Problem requirements =
Write out all of the entries exactly as given.

Given records =
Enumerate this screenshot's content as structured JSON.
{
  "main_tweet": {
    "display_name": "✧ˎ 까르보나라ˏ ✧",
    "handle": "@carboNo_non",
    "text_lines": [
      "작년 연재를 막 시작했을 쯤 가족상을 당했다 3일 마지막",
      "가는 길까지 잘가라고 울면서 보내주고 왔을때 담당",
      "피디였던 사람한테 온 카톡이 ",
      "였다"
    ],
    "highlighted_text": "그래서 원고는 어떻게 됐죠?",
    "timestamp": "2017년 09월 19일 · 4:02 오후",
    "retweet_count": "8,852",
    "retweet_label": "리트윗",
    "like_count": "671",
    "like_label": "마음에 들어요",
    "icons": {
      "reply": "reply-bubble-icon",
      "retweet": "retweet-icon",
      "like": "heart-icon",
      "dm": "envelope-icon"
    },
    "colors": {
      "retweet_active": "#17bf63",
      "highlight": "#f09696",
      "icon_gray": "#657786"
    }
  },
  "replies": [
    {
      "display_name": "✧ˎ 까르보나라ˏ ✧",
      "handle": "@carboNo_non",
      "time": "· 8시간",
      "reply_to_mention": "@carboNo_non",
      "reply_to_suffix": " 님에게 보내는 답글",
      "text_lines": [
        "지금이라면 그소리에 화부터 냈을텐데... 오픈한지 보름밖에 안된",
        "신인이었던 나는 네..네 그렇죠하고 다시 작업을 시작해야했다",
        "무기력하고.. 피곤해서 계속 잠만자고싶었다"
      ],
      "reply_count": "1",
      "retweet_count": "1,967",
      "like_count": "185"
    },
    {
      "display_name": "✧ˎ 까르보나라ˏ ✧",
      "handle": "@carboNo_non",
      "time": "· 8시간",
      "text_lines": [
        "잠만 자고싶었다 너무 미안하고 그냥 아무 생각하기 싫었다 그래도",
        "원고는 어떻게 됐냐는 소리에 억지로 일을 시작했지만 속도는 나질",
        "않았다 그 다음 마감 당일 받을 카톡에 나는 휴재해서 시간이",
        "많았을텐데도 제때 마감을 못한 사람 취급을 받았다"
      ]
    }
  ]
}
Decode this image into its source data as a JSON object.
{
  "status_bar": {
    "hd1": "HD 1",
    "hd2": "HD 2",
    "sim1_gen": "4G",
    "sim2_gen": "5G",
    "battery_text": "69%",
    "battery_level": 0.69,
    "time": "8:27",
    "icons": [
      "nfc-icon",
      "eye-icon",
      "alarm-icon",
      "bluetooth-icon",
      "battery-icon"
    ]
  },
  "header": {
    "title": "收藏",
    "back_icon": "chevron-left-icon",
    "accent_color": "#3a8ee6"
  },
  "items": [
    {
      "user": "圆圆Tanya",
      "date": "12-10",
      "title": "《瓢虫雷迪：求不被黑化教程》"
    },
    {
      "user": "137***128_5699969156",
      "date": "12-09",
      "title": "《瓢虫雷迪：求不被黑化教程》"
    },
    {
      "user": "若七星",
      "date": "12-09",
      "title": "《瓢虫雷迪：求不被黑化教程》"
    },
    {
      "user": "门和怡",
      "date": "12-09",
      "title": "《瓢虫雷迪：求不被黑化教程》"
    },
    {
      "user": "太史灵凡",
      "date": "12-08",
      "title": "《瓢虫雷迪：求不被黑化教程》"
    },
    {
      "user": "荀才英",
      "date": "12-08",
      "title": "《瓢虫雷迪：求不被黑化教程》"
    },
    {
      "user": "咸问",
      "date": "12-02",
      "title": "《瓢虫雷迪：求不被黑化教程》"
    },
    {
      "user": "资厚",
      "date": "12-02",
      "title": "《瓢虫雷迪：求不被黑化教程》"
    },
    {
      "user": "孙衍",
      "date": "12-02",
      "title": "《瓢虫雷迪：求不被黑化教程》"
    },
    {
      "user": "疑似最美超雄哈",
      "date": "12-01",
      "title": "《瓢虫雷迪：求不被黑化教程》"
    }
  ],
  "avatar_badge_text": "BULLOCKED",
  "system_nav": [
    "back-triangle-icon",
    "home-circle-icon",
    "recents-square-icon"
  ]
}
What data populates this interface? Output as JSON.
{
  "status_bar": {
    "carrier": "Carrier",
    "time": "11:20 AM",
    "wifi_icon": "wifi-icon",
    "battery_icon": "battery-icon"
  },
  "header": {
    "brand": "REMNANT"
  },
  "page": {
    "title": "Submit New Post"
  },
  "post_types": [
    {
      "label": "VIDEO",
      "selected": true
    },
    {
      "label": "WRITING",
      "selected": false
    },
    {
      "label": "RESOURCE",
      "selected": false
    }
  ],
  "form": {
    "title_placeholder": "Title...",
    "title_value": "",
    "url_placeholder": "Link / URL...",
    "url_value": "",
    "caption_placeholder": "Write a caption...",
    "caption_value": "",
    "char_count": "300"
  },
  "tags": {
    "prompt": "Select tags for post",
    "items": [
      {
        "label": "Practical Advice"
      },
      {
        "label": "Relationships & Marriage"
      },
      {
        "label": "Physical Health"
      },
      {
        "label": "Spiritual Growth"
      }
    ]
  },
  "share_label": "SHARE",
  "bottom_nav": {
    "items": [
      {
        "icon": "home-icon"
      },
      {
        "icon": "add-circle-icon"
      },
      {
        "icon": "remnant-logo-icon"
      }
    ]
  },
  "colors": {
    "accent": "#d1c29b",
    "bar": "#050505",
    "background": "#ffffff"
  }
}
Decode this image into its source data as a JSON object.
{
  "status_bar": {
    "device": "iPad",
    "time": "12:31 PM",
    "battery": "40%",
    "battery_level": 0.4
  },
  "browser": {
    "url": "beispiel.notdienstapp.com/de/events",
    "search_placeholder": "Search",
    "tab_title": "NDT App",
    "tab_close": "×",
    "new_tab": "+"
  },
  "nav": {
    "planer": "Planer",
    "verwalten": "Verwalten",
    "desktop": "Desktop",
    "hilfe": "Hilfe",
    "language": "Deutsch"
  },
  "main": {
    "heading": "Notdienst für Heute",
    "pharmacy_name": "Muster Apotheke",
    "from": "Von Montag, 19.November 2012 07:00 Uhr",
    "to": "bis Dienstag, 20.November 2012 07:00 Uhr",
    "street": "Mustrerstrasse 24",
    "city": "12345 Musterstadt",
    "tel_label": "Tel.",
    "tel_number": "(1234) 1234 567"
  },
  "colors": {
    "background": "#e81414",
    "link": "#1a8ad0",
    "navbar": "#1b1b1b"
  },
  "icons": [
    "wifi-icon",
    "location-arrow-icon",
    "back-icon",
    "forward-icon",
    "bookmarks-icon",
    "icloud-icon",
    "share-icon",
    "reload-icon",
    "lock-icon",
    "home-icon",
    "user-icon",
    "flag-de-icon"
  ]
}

Response =
Enumerate this screenshot's content as structured JSON.
{
  "main_tweet": {
    "display_name": "✧ˎ 까르보나라ˏ ✧",
    "handle": "@carboNo_non",
    "text_lines": [
      "작년 연재를 막 시작했을 쯤 가족상을 당했다 3일 마지막",
      "가는 길까지 잘가라고 울면서 보내주고 왔을때 담당",
      "피디였던 사람한테 온 카톡이 ",
      "였다"
    ],
    "highlighted_text": "그래서 원고는 어떻게 됐죠?",
    "timestamp": "2017년 09월 19일 · 4:02 오후",
    "retweet_count": "8,852",
    "retweet_label": "리트윗",
    "like_count": "671",
    "like_label": "마음에 들어요",
    "icons": {
      "reply": "reply-bubble-icon",
      "retweet": "retweet-icon",
      "like": "heart-icon",
      "dm": "envelope-icon"
    },
    "colors": {
      "retweet_active": "#17bf63",
      "highlight": "#f09696",
      "icon_gray": "#657786"
    }
  },
  "replies": [
    {
      "display_name": "✧ˎ 까르보나라ˏ ✧",
      "handle": "@carboNo_non",
      "time": "· 8시간",
      "reply_to_mention": "@carboNo_non",
      "reply_to_suffix": " 님에게 보내는 답글",
      "text_lines": [
        "지금이라면 그소리에 화부터 냈을텐데... 오픈한지 보름밖에 안된",
        "신인이었던 나는 네..네 그렇죠하고 다시 작업을 시작해야했다",
        "무기력하고.. 피곤해서 계속 잠만자고싶었다"
      ],
      "reply_count": "1",
      "retweet_count": "1,967",
      "like_count": "185"
    },
    {
      "display_name": "✧ˎ 까르보나라ˏ ✧",
      "handle": "@carboNo_non",
      "time": "· 8시간",
      "text_lines": [
        "잠만 자고싶었다 너무 미안하고 그냥 아무 생각하기 싫었다 그래도",
        "원고는 어떻게 됐냐는 소리에 억지로 일을 시작했지만 속도는 나질",
        "않았다 그 다음 마감 당일 받을 카톡에 나는 휴재해서 시간이",
        "많았을텐데도 제때 마감을 못한 사람 취급을 받았다"
      ]
    }
  ]
}
Decode this image into its source data as a JSON object.
{
  "status_bar": {
    "hd1": "HD 1",
    "hd2": "HD 2",
    "sim1_gen": "4G",
    "sim2_gen": "5G",
    "battery_text": "69%",
    "battery_level": 0.69,
    "time": "8:27",
    "icons": [
      "nfc-icon",
      "eye-icon",
      "alarm-icon",
      "bluetooth-icon",
      "battery-icon"
    ]
  },
  "header": {
    "title": "收藏",
    "back_icon": "chevron-left-icon",
    "accent_color": "#3a8ee6"
  },
  "items": [
    {
      "user": "圆圆Tanya",
      "date": "12-10",
      "title": "《瓢虫雷迪：求不被黑化教程》"
    },
    {
      "user": "137***128_5699969156",
      "date": "12-09",
      "title": "《瓢虫雷迪：求不被黑化教程》"
    },
    {
      "user": "若七星",
      "date": "12-09",
      "title": "《瓢虫雷迪：求不被黑化教程》"
    },
    {
      "user": "门和怡",
      "date": "12-09",
      "title": "《瓢虫雷迪：求不被黑化教程》"
    },
    {
      "user": "太史灵凡",
      "date": "12-08",
      "title": "《瓢虫雷迪：求不被黑化教程》"
    },
    {
      "user": "荀才英",
      "date": "12-08",
      "title": "《瓢虫雷迪：求不被黑化教程》"
    },
    {
      "user": "咸问",
      "date": "12-02",
      "title": "《瓢虫雷迪：求不被黑化教程》"
    },
    {
      "user": "资厚",
      "date": "12-02",
      "title": "《瓢虫雷迪：求不被黑化教程》"
    },
    {
      "user": "孙衍",
      "date": "12-02",
      "title": "《瓢虫雷迪：求不被黑化教程》"
    },
    {
      "user": "疑似最美超雄哈",
      "date": "12-01",
      "title": "《瓢虫雷迪：求不被黑化教程》"
    }
  ],
  "avatar_badge_text": "BULLOCKED",
  "system_nav": [
    "back-triangle-icon",
    "home-circle-icon",
    "recents-square-icon"
  ]
}
What data populates this interface? Output as JSON.
{
  "status_bar": {
    "carrier": "Carrier",
    "time": "11:20 AM",
    "wifi_icon": "wifi-icon",
    "battery_icon": "battery-icon"
  },
  "header": {
    "brand": "REMNANT"
  },
  "page": {
    "title": "Submit New Post"
  },
  "post_types": [
    {
      "label": "VIDEO",
      "selected": true
    },
    {
      "label": "WRITING",
      "selected": false
    },
    {
      "label": "RESOURCE",
      "selected": false
    }
  ],
  "form": {
    "title_placeholder": "Title...",
    "title_value": "",
    "url_placeholder": "Link / URL...",
    "url_value": "",
    "caption_placeholder": "Write a caption...",
    "caption_value": "",
    "char_count": "300"
  },
  "tags": {
    "prompt": "Select tags for post",
    "items": [
      {
        "label": "Practical Advice"
      },
      {
        "label": "Relationships & Marriage"
      },
      {
        "label": "Physical Health"
      },
      {
        "label": "Spiritual Growth"
      }
    ]
  },
  "share_label": "SHARE",
  "bottom_nav": {
    "items": [
      {
        "icon": "home-icon"
      },
      {
        "icon": "add-circle-icon"
      },
      {
        "icon": "remnant-logo-icon"
      }
    ]
  },
  "colors": {
    "accent": "#d1c29b",
    "bar": "#050505",
    "background": "#ffffff"
  }
}
Decode this image into its source data as a JSON object.
{
  "status_bar": {
    "device": "iPad",
    "time": "12:31 PM",
    "battery": "40%",
    "battery_level": 0.4
  },
  "browser": {
    "url": "beispiel.notdienstapp.com/de/events",
    "search_placeholder": "Search",
    "tab_title": "NDT App",
    "tab_close": "×",
    "new_tab": "+"
  },
  "nav": {
    "planer": "Planer",
    "verwalten": "Verwalten",
    "desktop": "Desktop",
    "hilfe": "Hilfe",
    "language": "Deutsch"
  },
  "main": {
    "heading": "Notdienst für Heute",
    "pharmacy_name": "Muster Apotheke",
    "from": "Von Montag, 19.November 2012 07:00 Uhr",
    "to": "bis Dienstag, 20.November 2012 07:00 Uhr",
    "street": "Mustrerstrasse 24",
    "city": "12345 Musterstadt",
    "tel_label": "Tel.",
    "tel_number": "(1234) 1234 567"
  },
  "colors": {
    "background": "#e81414",
    "link": "#1a8ad0",
    "navbar": "#1b1b1b"
  },
  "icons": [
    "wifi-icon",
    "location-arrow-icon",
    "back-icon",
    "forward-icon",
    "bookmarks-icon",
    "icloud-icon",
    "share-icon",
    "reload-icon",
    "lock-icon",
    "home-icon",
    "user-icon",
    "flag-de-icon"
  ]
}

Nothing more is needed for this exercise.